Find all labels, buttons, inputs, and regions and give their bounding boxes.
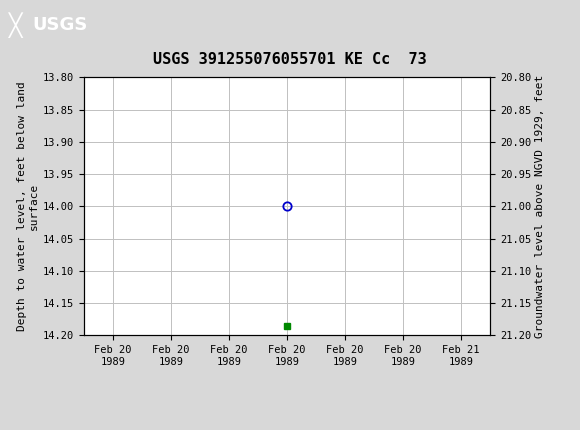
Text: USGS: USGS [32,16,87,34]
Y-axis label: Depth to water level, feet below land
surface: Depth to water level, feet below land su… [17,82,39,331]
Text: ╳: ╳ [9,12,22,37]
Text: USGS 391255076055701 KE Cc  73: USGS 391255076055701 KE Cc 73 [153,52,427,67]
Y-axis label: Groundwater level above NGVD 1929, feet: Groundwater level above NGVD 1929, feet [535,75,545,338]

* * *

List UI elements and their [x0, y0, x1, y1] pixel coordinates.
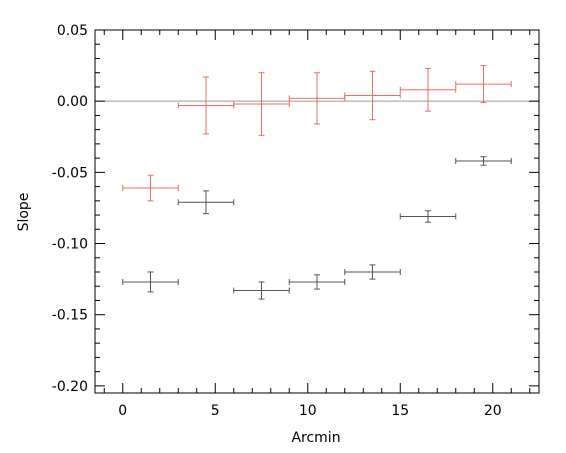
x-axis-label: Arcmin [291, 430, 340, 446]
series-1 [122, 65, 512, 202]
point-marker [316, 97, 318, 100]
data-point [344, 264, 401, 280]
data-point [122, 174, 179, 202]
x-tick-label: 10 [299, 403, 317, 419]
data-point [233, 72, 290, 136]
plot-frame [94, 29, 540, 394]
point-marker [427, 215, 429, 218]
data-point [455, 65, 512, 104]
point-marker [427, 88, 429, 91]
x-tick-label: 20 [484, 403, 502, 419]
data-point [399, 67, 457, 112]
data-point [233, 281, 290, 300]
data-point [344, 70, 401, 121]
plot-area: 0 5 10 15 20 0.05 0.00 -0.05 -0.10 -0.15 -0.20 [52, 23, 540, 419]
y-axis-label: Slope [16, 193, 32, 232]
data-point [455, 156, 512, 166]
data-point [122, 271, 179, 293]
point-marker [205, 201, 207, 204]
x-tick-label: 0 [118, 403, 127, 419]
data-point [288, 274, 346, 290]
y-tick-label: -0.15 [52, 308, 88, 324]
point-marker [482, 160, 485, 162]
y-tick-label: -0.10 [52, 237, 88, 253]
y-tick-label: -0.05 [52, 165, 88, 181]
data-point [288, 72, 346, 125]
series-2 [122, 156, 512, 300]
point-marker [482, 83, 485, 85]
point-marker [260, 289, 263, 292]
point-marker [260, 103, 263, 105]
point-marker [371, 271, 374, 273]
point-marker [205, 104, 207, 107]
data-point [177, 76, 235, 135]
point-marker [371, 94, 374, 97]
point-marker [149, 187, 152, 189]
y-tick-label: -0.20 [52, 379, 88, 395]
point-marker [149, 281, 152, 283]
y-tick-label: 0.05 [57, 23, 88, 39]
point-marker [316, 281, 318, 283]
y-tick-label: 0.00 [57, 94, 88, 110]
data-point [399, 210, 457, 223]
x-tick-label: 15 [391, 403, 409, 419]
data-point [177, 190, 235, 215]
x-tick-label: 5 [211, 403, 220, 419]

* * *

Please lay out the lines starting at the one containing "Find all labels, buttons, inputs, and" and ending at the one containing "Text: ╳: ╳ [9,12,22,37]" as a Markdown table with the columns No. and Line, skipping blank lines. Leave the pictures out of the table.

TASK RESPONSE:
| No. | Line |
|---|---|
| 1 | Find all labels, buttons, inputs, and regions and give their bounding boxes. |
| 2 | Text: USGS: USGS [32,16,87,34] |
| 3 | Y-axis label: Depth to water level, feet below land |
| 4 | surface: Depth to water level, feet below land su… [17,82,39,331] |
| 5 | Text: ╳: ╳ [9,12,22,37] |